> **EXERCISE BRIEF**
From the listing below, pull out the lines that hold "color".

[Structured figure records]
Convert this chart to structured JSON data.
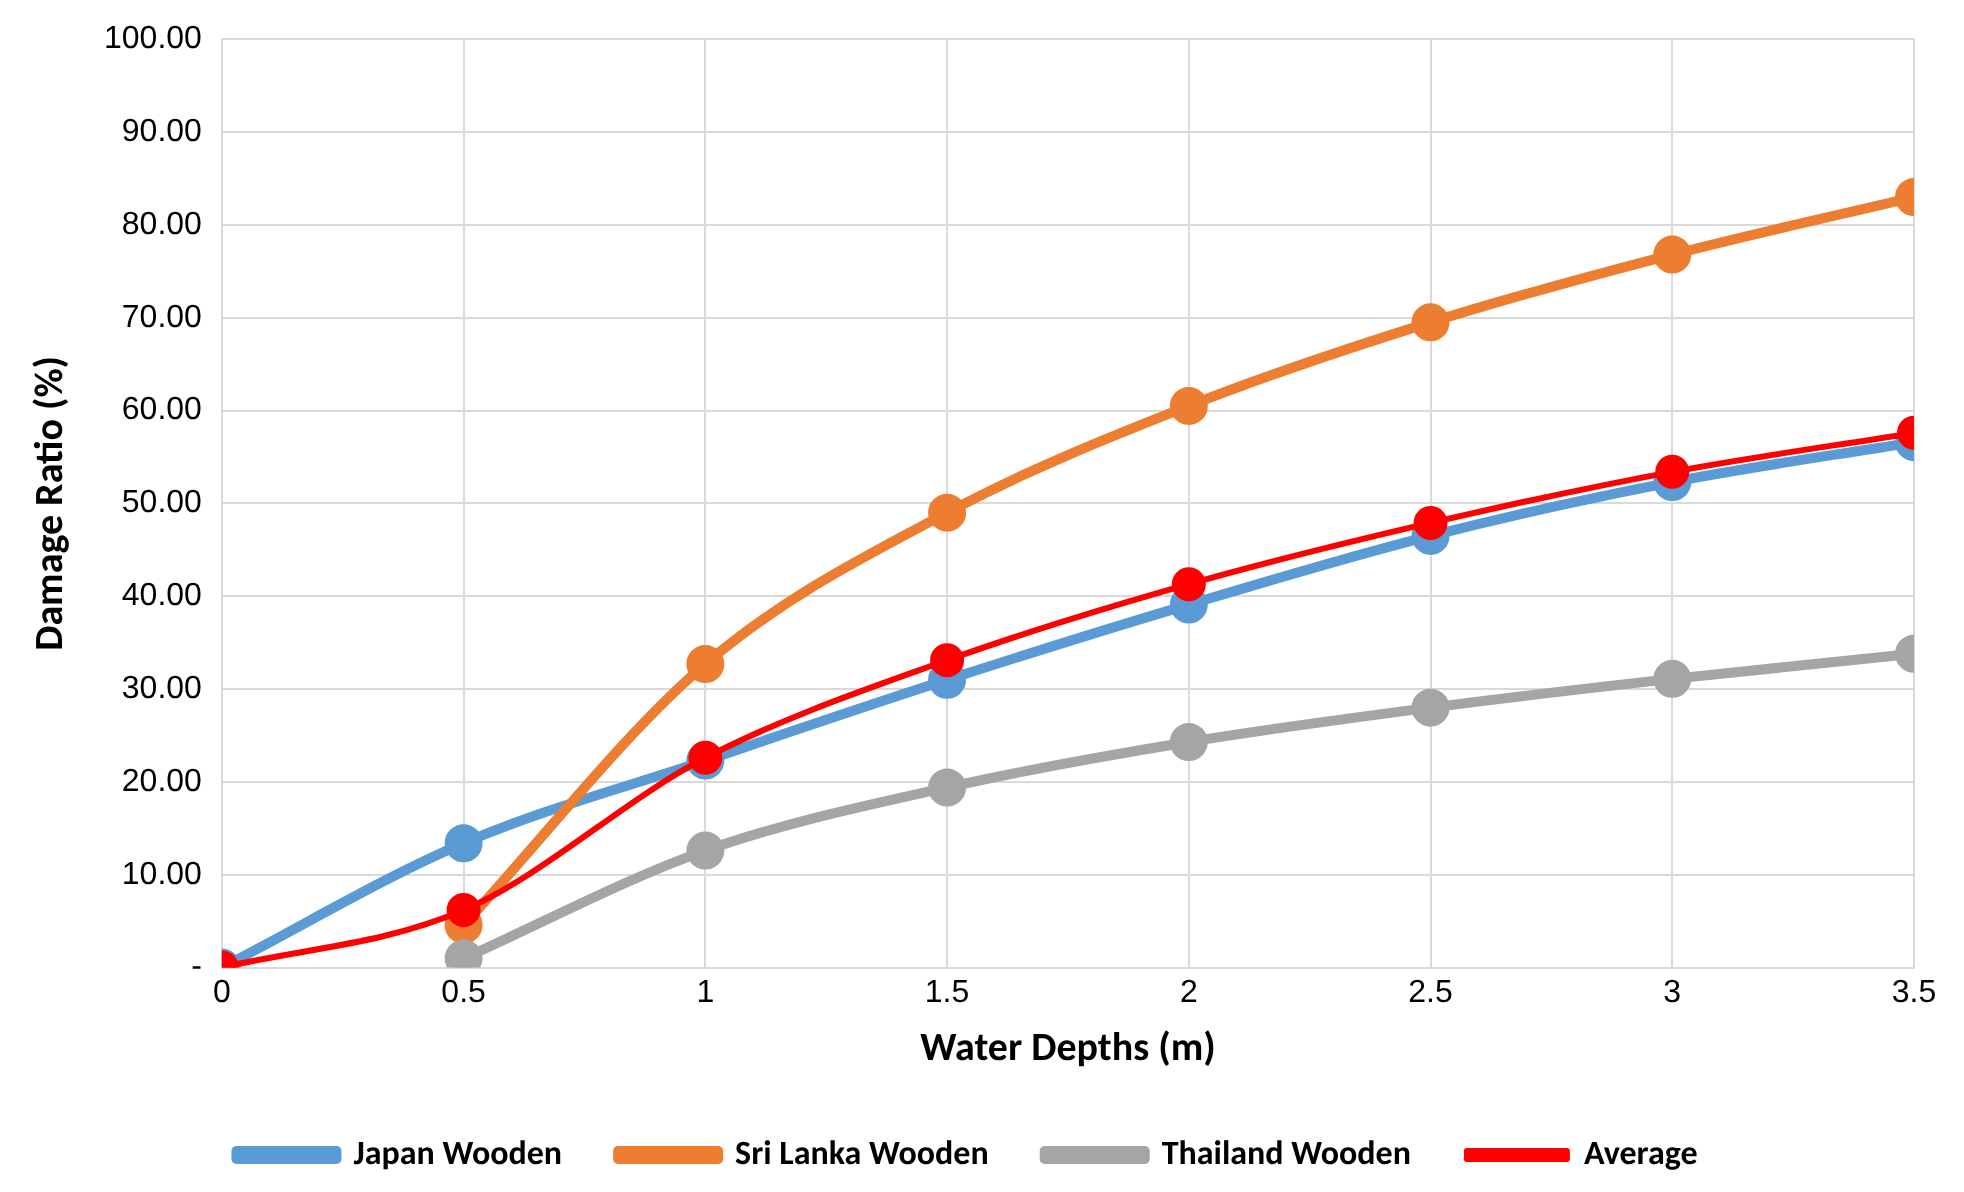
{
  "chart_data": {
    "type": "line",
    "xlabel": "Water Depths (m)",
    "ylabel": "Damage Ratio (%)",
    "xlim": [
      0,
      3.5
    ],
    "xticks": [
      0,
      0.5,
      1,
      1.5,
      2,
      2.5,
      3,
      3.5
    ],
    "ylim": [
      0,
      100
    ],
    "yticks": [
      {
        "value": 0,
        "label": "-"
      },
      {
        "value": 10,
        "label": "10.00"
      },
      {
        "value": 20,
        "label": "20.00"
      },
      {
        "value": 30,
        "label": "30.00"
      },
      {
        "value": 40,
        "label": "40.00"
      },
      {
        "value": 50,
        "label": "50.00"
      },
      {
        "value": 60,
        "label": "60.00"
      },
      {
        "value": 70,
        "label": "70.00"
      },
      {
        "value": 80,
        "label": "80.00"
      },
      {
        "value": 90,
        "label": "90.00"
      },
      {
        "value": 100,
        "label": "100.00"
      }
    ],
    "grid": true,
    "legend": "bottom",
    "marker": "circle",
    "line_style": "solid",
    "series": [
      {
        "name": "Japan Wooden",
        "color": "#5b9bd5",
        "x": [
          0,
          0.5,
          1,
          1.5,
          2,
          2.5,
          3,
          3.5
        ],
        "values": [
          0,
          13.4,
          22.3,
          31,
          39.1,
          46.5,
          52.3,
          56.6
        ]
      },
      {
        "name": "Sri Lanka Wooden",
        "color": "#ed7d31",
        "x": [
          0.5,
          1,
          1.5,
          2,
          2.5,
          3,
          3.5
        ],
        "values": [
          4.6,
          32.7,
          49,
          60.5,
          69.5,
          76.8,
          83
        ]
      },
      {
        "name": "Thailand Wooden",
        "color": "#a5a5a5",
        "x": [
          0.5,
          1,
          1.5,
          2,
          2.5,
          3,
          3.5
        ],
        "values": [
          1,
          12.6,
          19.4,
          24.3,
          28,
          31.1,
          33.8
        ]
      },
      {
        "name": "Average",
        "color": "#ff0000",
        "x": [
          0,
          0.5,
          1,
          1.5,
          2,
          2.5,
          3,
          3.5
        ],
        "values": [
          0,
          6.2,
          22.6,
          33.1,
          41.3,
          47.9,
          53.4,
          57.6
        ]
      }
    ]
  }
}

> **TASK ANSWER**
        "color": "#5b9bd5",
        "color": "#ed7d31",
        "color": "#a5a5a5",
        "color": "#ff0000",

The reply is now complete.